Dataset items

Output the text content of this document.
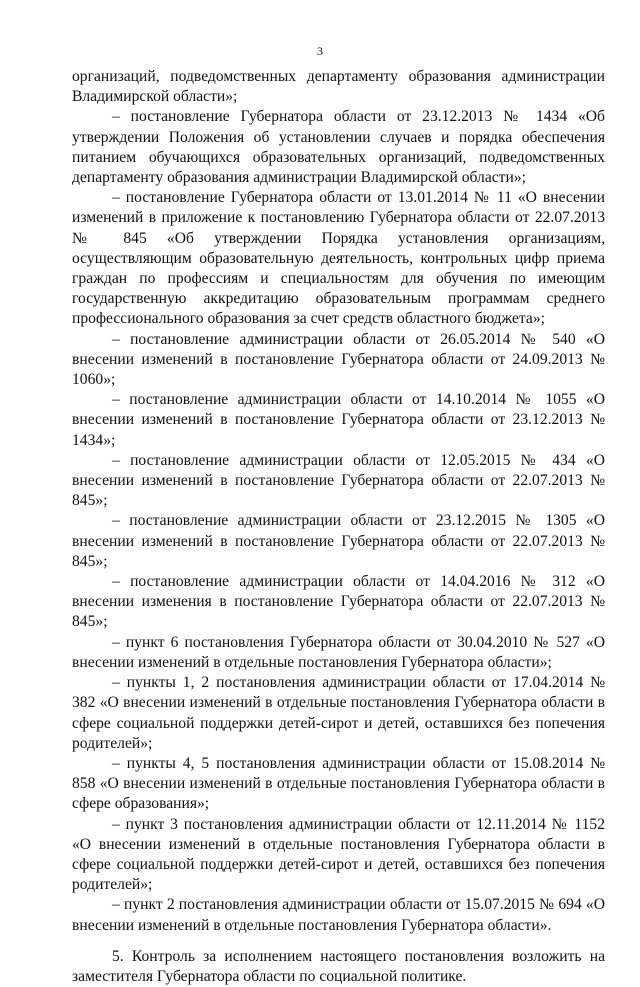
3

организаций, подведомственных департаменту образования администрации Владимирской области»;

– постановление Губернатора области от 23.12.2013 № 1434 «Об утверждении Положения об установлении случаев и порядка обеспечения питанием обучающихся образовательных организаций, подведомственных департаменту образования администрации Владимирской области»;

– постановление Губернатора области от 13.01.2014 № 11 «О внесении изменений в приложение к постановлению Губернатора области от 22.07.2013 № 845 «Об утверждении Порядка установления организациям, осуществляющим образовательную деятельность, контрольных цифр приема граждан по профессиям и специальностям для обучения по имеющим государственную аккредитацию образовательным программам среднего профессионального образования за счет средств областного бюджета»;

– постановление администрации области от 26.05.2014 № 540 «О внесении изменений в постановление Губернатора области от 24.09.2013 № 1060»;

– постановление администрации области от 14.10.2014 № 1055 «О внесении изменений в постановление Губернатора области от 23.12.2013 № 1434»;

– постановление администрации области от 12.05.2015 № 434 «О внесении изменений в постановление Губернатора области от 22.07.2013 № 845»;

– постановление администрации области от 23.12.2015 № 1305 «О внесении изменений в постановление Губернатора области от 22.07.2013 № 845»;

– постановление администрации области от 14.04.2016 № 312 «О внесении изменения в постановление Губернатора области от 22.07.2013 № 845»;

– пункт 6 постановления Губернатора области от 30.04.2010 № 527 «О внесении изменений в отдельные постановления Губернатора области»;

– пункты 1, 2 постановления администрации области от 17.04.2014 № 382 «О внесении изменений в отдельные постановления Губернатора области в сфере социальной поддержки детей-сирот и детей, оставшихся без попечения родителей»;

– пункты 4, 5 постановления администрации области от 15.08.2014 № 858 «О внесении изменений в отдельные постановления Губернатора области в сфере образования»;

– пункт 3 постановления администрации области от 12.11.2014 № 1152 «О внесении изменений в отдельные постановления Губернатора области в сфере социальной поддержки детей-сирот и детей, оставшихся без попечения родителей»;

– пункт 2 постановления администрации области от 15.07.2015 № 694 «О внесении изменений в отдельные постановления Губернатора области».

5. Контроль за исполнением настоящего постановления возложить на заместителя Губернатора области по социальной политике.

--

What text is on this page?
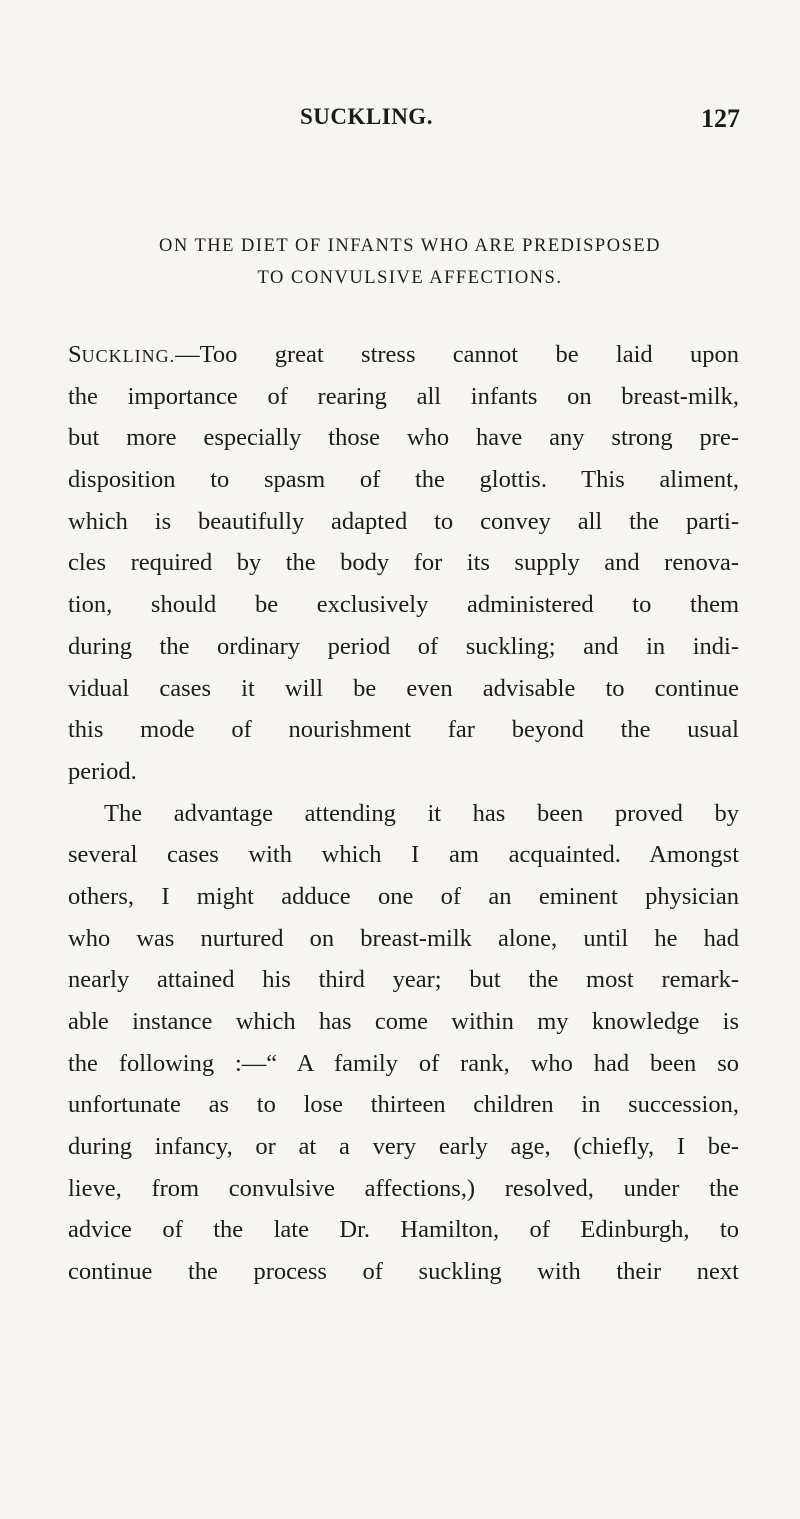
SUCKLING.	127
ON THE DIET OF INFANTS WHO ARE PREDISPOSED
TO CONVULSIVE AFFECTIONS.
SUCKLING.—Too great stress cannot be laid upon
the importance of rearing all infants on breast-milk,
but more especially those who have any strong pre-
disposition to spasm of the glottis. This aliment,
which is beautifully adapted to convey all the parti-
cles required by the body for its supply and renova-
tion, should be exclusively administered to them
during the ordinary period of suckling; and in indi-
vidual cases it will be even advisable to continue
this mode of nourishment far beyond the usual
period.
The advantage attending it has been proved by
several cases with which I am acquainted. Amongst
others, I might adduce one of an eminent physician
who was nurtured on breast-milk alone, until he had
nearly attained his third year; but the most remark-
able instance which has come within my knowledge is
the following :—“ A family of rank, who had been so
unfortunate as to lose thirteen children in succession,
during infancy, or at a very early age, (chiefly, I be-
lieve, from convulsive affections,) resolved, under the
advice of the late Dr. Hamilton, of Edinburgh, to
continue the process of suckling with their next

Aim
Answer with a single number: the count of lines holding the word "социальной".

Reply
3